# [What this task involves]
Reproduce every entry below precisely. Pictures are excluded from the copy.

# [Figure content listings]
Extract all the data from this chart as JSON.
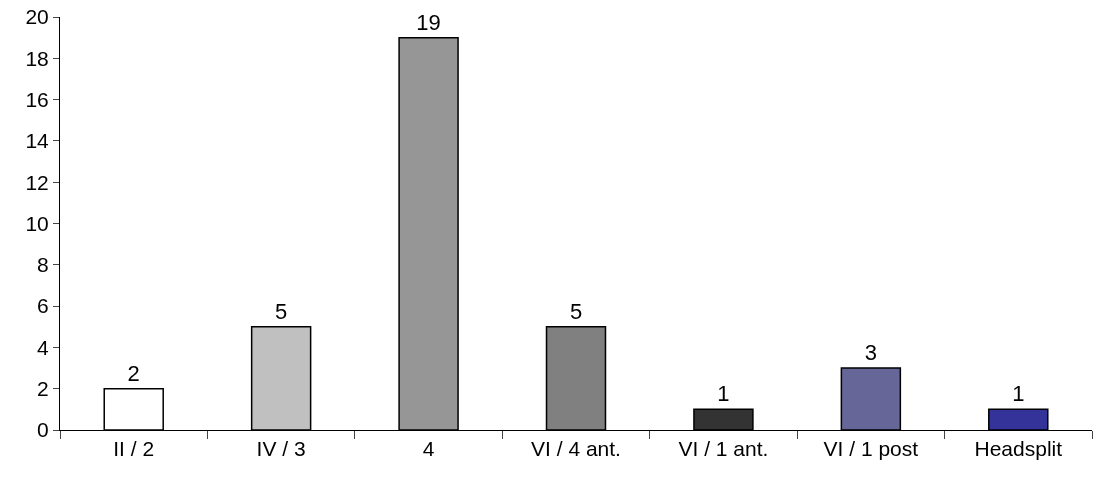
{
  "chart_data": {
    "type": "bar",
    "categories": [
      "II / 2",
      "IV / 3",
      "4",
      "VI / 4 ant.",
      "VI / 1 ant.",
      "VI / 1 post",
      "Headsplit"
    ],
    "values": [
      2,
      5,
      19,
      5,
      1,
      3,
      1
    ],
    "colors": [
      "#ffffff",
      "#c0c0c0",
      "#969696",
      "#808080",
      "#333333",
      "#666699",
      "#333399"
    ],
    "ylim": [
      0,
      20
    ],
    "yticks": [
      0,
      2,
      4,
      6,
      8,
      10,
      12,
      14,
      16,
      18,
      20
    ],
    "data_labels": true
  }
}
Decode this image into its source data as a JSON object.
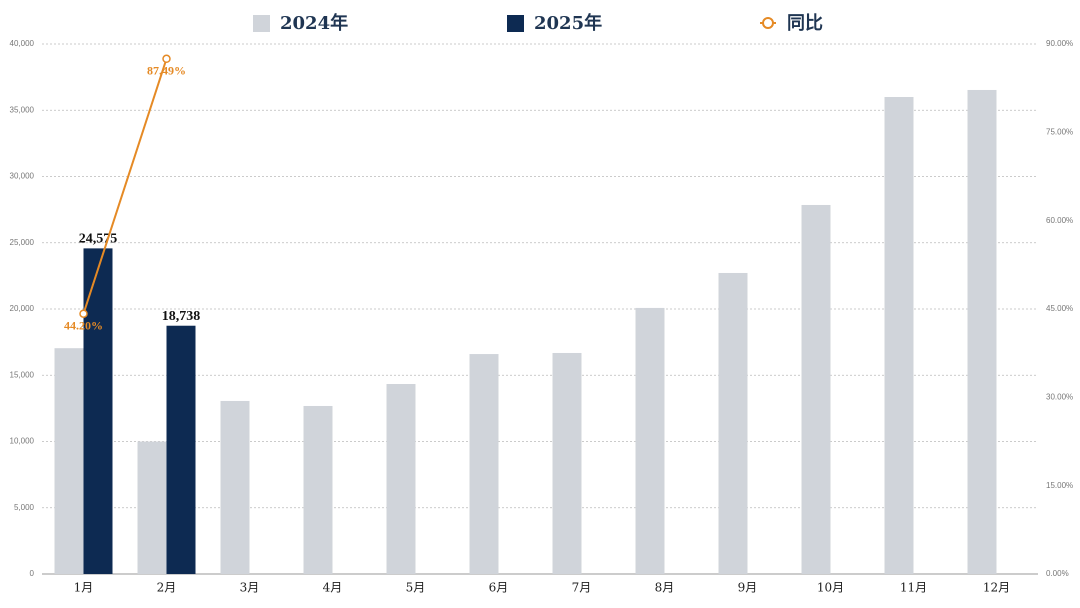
{
  "chart_data": {
    "type": "bar",
    "grid": true,
    "categories": [
      "1月",
      "2月",
      "3月",
      "4月",
      "5月",
      "6月",
      "7月",
      "8月",
      "9月",
      "10月",
      "11月",
      "12月"
    ],
    "series": [
      {
        "name": "2024年",
        "color": "#d0d4da",
        "values": [
          17042,
          9994,
          13060,
          12680,
          14340,
          16600,
          16680,
          20080,
          22720,
          27850,
          36000,
          36530
        ]
      },
      {
        "name": "2025年",
        "color": "#0d2a52",
        "values": [
          24575,
          18738,
          null,
          null,
          null,
          null,
          null,
          null,
          null,
          null,
          null,
          null
        ],
        "value_labels": [
          "24,575",
          "18,738",
          null,
          null,
          null,
          null,
          null,
          null,
          null,
          null,
          null,
          null
        ]
      },
      {
        "name": "同比",
        "color": "#e58a25",
        "type": "line",
        "axis": "y2",
        "values": [
          44.2,
          87.49,
          null,
          null,
          null,
          null,
          null,
          null,
          null,
          null,
          null,
          null
        ],
        "value_labels": [
          "44.20%",
          "87.49%",
          null,
          null,
          null,
          null,
          null,
          null,
          null,
          null,
          null,
          null
        ]
      }
    ],
    "ylim": [
      0,
      40000
    ],
    "yticks": [
      0,
      {
        "value": 5000,
        "label": "5,000"
      },
      {
        "value": 10000,
        "label": "10,000"
      },
      {
        "value": 15000,
        "label": "15,000"
      },
      {
        "value": 20000,
        "label": "20,000"
      },
      {
        "value": 25000,
        "label": "25,000"
      },
      {
        "value": 30000,
        "label": "30,000"
      },
      {
        "value": 35000,
        "label": "35,000"
      },
      {
        "value": 40000,
        "label": "40,000"
      }
    ],
    "y2lim": [
      0,
      90
    ],
    "y2ticks": [
      {
        "value": 0,
        "label": "0.00%"
      },
      {
        "value": 15,
        "label": "15.00%"
      },
      {
        "value": 30,
        "label": "30.00%"
      },
      {
        "value": 45,
        "label": "45.00%"
      },
      {
        "value": 60,
        "label": "60.00%"
      },
      {
        "value": 75,
        "label": "75.00%"
      },
      {
        "value": 90,
        "label": "90.00%"
      }
    ]
  }
}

# [Result]
Extract all the data from this chart as JSON.
{
  "chart_data": {
    "type": "bar",
    "categories": [
      "II / 2",
      "IV / 3",
      "4",
      "VI / 4 ant.",
      "VI / 1 ant.",
      "VI / 1 post",
      "Headsplit"
    ],
    "values": [
      2,
      5,
      19,
      5,
      1,
      3,
      1
    ],
    "colors": [
      "#ffffff",
      "#c0c0c0",
      "#969696",
      "#808080",
      "#333333",
      "#666699",
      "#333399"
    ],
    "ylim": [
      0,
      20
    ],
    "yticks": [
      0,
      2,
      4,
      6,
      8,
      10,
      12,
      14,
      16,
      18,
      20
    ],
    "data_labels": true
  }
}
Decode this image into its source data as a JSON object.
{
  "chart_data": {
    "type": "bar",
    "grid": true,
    "categories": [
      "1月",
      "2月",
      "3月",
      "4月",
      "5月",
      "6月",
      "7月",
      "8月",
      "9月",
      "10月",
      "11月",
      "12月"
    ],
    "series": [
      {
        "name": "2024年",
        "color": "#d0d4da",
        "values": [
          17042,
          9994,
          13060,
          12680,
          14340,
          16600,
          16680,
          20080,
          22720,
          27850,
          36000,
          36530
        ]
      },
      {
        "name": "2025年",
        "color": "#0d2a52",
        "values": [
          24575,
          18738,
          null,
          null,
          null,
          null,
          null,
          null,
          null,
          null,
          null,
          null
        ],
        "value_labels": [
          "24,575",
          "18,738",
          null,
          null,
          null,
          null,
          null,
          null,
          null,
          null,
          null,
          null
        ]
      },
      {
        "name": "同比",
        "color": "#e58a25",
        "type": "line",
        "axis": "y2",
        "values": [
          44.2,
          87.49,
          null,
          null,
          null,
          null,
          null,
          null,
          null,
          null,
          null,
          null
        ],
        "value_labels": [
          "44.20%",
          "87.49%",
          null,
          null,
          null,
          null,
          null,
          null,
          null,
          null,
          null,
          null
        ]
      }
    ],
    "ylim": [
      0,
      40000
    ],
    "yticks": [
      0,
      {
        "value": 5000,
        "label": "5,000"
      },
      {
        "value": 10000,
        "label": "10,000"
      },
      {
        "value": 15000,
        "label": "15,000"
      },
      {
        "value": 20000,
        "label": "20,000"
      },
      {
        "value": 25000,
        "label": "25,000"
      },
      {
        "value": 30000,
        "label": "30,000"
      },
      {
        "value": 35000,
        "label": "35,000"
      },
      {
        "value": 40000,
        "label": "40,000"
      }
    ],
    "y2lim": [
      0,
      90
    ],
    "y2ticks": [
      {
        "value": 0,
        "label": "0.00%"
      },
      {
        "value": 15,
        "label": "15.00%"
      },
      {
        "value": 30,
        "label": "30.00%"
      },
      {
        "value": 45,
        "label": "45.00%"
      },
      {
        "value": 60,
        "label": "60.00%"
      },
      {
        "value": 75,
        "label": "75.00%"
      },
      {
        "value": 90,
        "label": "90.00%"
      }
    ]
  }
}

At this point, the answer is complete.